**Task to carry out**. Reproduce each line of the material precisely.

**Collection entries**.
◇ ◇ ◇ ◇ ◇

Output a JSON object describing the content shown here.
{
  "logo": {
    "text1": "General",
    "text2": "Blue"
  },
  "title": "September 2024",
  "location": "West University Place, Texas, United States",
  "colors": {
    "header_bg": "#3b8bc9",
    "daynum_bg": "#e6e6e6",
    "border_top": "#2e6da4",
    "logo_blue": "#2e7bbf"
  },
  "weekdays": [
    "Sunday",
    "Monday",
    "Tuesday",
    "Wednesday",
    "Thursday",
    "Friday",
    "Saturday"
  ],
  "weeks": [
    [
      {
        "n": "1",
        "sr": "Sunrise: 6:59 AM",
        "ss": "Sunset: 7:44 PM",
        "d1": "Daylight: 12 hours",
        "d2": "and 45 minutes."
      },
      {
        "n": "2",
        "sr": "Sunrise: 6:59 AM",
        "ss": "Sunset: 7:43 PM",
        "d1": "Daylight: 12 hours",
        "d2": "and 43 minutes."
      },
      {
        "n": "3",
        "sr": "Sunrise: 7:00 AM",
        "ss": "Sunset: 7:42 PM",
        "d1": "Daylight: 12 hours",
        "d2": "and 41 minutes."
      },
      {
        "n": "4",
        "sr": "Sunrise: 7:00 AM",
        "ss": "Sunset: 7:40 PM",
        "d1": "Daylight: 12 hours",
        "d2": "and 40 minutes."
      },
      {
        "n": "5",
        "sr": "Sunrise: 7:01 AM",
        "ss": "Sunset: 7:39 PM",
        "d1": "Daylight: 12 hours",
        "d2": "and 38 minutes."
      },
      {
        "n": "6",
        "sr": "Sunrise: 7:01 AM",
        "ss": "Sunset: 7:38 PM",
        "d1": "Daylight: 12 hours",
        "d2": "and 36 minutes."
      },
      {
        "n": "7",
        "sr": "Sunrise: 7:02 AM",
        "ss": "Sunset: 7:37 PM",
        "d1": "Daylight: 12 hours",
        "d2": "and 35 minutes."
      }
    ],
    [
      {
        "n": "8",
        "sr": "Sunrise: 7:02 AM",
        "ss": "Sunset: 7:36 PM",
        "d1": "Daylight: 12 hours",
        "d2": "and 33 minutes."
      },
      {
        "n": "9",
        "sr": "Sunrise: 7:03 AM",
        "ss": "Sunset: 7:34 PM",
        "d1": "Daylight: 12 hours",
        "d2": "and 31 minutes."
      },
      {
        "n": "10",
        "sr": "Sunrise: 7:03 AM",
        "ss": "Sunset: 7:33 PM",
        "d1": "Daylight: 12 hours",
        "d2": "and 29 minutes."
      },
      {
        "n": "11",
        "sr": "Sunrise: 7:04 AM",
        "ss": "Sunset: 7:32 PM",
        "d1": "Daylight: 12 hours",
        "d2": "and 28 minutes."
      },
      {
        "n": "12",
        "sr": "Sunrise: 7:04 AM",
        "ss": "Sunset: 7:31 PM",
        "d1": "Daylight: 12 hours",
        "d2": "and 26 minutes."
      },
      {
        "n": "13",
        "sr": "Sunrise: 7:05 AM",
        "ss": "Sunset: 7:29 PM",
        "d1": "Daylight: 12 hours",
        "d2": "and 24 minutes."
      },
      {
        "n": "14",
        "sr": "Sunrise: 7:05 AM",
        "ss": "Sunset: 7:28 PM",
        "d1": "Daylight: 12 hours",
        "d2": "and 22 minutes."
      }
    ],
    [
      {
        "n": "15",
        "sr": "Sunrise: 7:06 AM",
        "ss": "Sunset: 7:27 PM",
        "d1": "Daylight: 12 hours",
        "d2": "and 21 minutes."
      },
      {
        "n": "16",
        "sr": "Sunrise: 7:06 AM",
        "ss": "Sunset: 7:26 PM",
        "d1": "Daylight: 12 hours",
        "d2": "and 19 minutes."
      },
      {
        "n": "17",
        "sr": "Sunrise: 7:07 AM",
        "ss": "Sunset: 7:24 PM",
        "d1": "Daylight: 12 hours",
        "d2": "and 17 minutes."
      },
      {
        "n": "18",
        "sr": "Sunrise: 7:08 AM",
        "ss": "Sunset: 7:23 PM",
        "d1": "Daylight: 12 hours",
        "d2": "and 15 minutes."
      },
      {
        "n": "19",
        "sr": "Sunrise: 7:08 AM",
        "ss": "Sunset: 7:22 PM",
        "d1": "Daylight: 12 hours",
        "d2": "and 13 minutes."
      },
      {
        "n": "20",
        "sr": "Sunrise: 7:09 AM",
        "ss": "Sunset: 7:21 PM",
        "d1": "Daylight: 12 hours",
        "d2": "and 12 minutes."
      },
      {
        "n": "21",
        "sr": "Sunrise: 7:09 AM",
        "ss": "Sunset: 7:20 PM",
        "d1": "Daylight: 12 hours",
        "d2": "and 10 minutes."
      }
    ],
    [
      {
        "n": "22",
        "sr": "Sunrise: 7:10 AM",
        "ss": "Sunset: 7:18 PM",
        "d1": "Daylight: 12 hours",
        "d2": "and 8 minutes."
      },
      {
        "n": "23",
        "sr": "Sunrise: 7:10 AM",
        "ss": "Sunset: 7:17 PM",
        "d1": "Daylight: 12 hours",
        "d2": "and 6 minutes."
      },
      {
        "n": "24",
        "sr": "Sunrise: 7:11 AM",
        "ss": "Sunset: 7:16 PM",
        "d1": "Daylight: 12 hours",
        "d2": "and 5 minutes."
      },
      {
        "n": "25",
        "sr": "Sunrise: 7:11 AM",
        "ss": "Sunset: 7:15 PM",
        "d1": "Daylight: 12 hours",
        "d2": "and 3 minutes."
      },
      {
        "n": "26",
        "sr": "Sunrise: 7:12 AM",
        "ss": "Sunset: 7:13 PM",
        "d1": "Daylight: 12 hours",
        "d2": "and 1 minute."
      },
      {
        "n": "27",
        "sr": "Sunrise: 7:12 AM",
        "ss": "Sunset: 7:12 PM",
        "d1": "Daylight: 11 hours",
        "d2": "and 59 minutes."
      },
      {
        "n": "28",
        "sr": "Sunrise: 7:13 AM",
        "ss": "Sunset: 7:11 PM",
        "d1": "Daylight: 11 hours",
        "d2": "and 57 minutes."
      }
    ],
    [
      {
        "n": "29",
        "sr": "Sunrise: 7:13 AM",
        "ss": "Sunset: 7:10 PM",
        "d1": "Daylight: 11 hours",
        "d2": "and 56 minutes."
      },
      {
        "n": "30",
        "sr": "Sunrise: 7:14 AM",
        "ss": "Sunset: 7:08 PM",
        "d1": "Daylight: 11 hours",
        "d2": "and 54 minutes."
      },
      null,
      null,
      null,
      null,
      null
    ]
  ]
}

◇ ◇ ◇ ◇ ◇

**Correct response**.
Output a JSON object describing the content shown here.
{
  "logo": {
    "text1": "General",
    "text2": "Blue"
  },
  "title": "September 2024",
  "location": "West University Place, Texas, United States",
  "colors": {
    "header_bg": "#3b8bc9",
    "daynum_bg": "#e6e6e6",
    "border_top": "#2e6da4",
    "logo_blue": "#2e7bbf"
  },
  "weekdays": [
    "Sunday",
    "Monday",
    "Tuesday",
    "Wednesday",
    "Thursday",
    "Friday",
    "Saturday"
  ],
  "weeks": [
    [
      {
        "n": "1",
        "sr": "Sunrise: 6:59 AM",
        "ss": "Sunset: 7:44 PM",
        "d1": "Daylight: 12 hours",
        "d2": "and 45 minutes."
      },
      {
        "n": "2",
        "sr": "Sunrise: 6:59 AM",
        "ss": "Sunset: 7:43 PM",
        "d1": "Daylight: 12 hours",
        "d2": "and 43 minutes."
      },
      {
        "n": "3",
        "sr": "Sunrise: 7:00 AM",
        "ss": "Sunset: 7:42 PM",
        "d1": "Daylight: 12 hours",
        "d2": "and 41 minutes."
      },
      {
        "n": "4",
        "sr": "Sunrise: 7:00 AM",
        "ss": "Sunset: 7:40 PM",
        "d1": "Daylight: 12 hours",
        "d2": "and 40 minutes."
      },
      {
        "n": "5",
        "sr": "Sunrise: 7:01 AM",
        "ss": "Sunset: 7:39 PM",
        "d1": "Daylight: 12 hours",
        "d2": "and 38 minutes."
      },
      {
        "n": "6",
        "sr": "Sunrise: 7:01 AM",
        "ss": "Sunset: 7:38 PM",
        "d1": "Daylight: 12 hours",
        "d2": "and 36 minutes."
      },
      {
        "n": "7",
        "sr": "Sunrise: 7:02 AM",
        "ss": "Sunset: 7:37 PM",
        "d1": "Daylight: 12 hours",
        "d2": "and 35 minutes."
      }
    ],
    [
      {
        "n": "8",
        "sr": "Sunrise: 7:02 AM",
        "ss": "Sunset: 7:36 PM",
        "d1": "Daylight: 12 hours",
        "d2": "and 33 minutes."
      },
      {
        "n": "9",
        "sr": "Sunrise: 7:03 AM",
        "ss": "Sunset: 7:34 PM",
        "d1": "Daylight: 12 hours",
        "d2": "and 31 minutes."
      },
      {
        "n": "10",
        "sr": "Sunrise: 7:03 AM",
        "ss": "Sunset: 7:33 PM",
        "d1": "Daylight: 12 hours",
        "d2": "and 29 minutes."
      },
      {
        "n": "11",
        "sr": "Sunrise: 7:04 AM",
        "ss": "Sunset: 7:32 PM",
        "d1": "Daylight: 12 hours",
        "d2": "and 28 minutes."
      },
      {
        "n": "12",
        "sr": "Sunrise: 7:04 AM",
        "ss": "Sunset: 7:31 PM",
        "d1": "Daylight: 12 hours",
        "d2": "and 26 minutes."
      },
      {
        "n": "13",
        "sr": "Sunrise: 7:05 AM",
        "ss": "Sunset: 7:29 PM",
        "d1": "Daylight: 12 hours",
        "d2": "and 24 minutes."
      },
      {
        "n": "14",
        "sr": "Sunrise: 7:05 AM",
        "ss": "Sunset: 7:28 PM",
        "d1": "Daylight: 12 hours",
        "d2": "and 22 minutes."
      }
    ],
    [
      {
        "n": "15",
        "sr": "Sunrise: 7:06 AM",
        "ss": "Sunset: 7:27 PM",
        "d1": "Daylight: 12 hours",
        "d2": "and 21 minutes."
      },
      {
        "n": "16",
        "sr": "Sunrise: 7:06 AM",
        "ss": "Sunset: 7:26 PM",
        "d1": "Daylight: 12 hours",
        "d2": "and 19 minutes."
      },
      {
        "n": "17",
        "sr": "Sunrise: 7:07 AM",
        "ss": "Sunset: 7:24 PM",
        "d1": "Daylight: 12 hours",
        "d2": "and 17 minutes."
      },
      {
        "n": "18",
        "sr": "Sunrise: 7:08 AM",
        "ss": "Sunset: 7:23 PM",
        "d1": "Daylight: 12 hours",
        "d2": "and 15 minutes."
      },
      {
        "n": "19",
        "sr": "Sunrise: 7:08 AM",
        "ss": "Sunset: 7:22 PM",
        "d1": "Daylight: 12 hours",
        "d2": "and 13 minutes."
      },
      {
        "n": "20",
        "sr": "Sunrise: 7:09 AM",
        "ss": "Sunset: 7:21 PM",
        "d1": "Daylight: 12 hours",
        "d2": "and 12 minutes."
      },
      {
        "n": "21",
        "sr": "Sunrise: 7:09 AM",
        "ss": "Sunset: 7:20 PM",
        "d1": "Daylight: 12 hours",
        "d2": "and 10 minutes."
      }
    ],
    [
      {
        "n": "22",
        "sr": "Sunrise: 7:10 AM",
        "ss": "Sunset: 7:18 PM",
        "d1": "Daylight: 12 hours",
        "d2": "and 8 minutes."
      },
      {
        "n": "23",
        "sr": "Sunrise: 7:10 AM",
        "ss": "Sunset: 7:17 PM",
        "d1": "Daylight: 12 hours",
        "d2": "and 6 minutes."
      },
      {
        "n": "24",
        "sr": "Sunrise: 7:11 AM",
        "ss": "Sunset: 7:16 PM",
        "d1": "Daylight: 12 hours",
        "d2": "and 5 minutes."
      },
      {
        "n": "25",
        "sr": "Sunrise: 7:11 AM",
        "ss": "Sunset: 7:15 PM",
        "d1": "Daylight: 12 hours",
        "d2": "and 3 minutes."
      },
      {
        "n": "26",
        "sr": "Sunrise: 7:12 AM",
        "ss": "Sunset: 7:13 PM",
        "d1": "Daylight: 12 hours",
        "d2": "and 1 minute."
      },
      {
        "n": "27",
        "sr": "Sunrise: 7:12 AM",
        "ss": "Sunset: 7:12 PM",
        "d1": "Daylight: 11 hours",
        "d2": "and 59 minutes."
      },
      {
        "n": "28",
        "sr": "Sunrise: 7:13 AM",
        "ss": "Sunset: 7:11 PM",
        "d1": "Daylight: 11 hours",
        "d2": "and 57 minutes."
      }
    ],
    [
      {
        "n": "29",
        "sr": "Sunrise: 7:13 AM",
        "ss": "Sunset: 7:10 PM",
        "d1": "Daylight: 11 hours",
        "d2": "and 56 minutes."
      },
      {
        "n": "30",
        "sr": "Sunrise: 7:14 AM",
        "ss": "Sunset: 7:08 PM",
        "d1": "Daylight: 11 hours",
        "d2": "and 54 minutes."
      },
      null,
      null,
      null,
      null,
      null
    ]
  ]
}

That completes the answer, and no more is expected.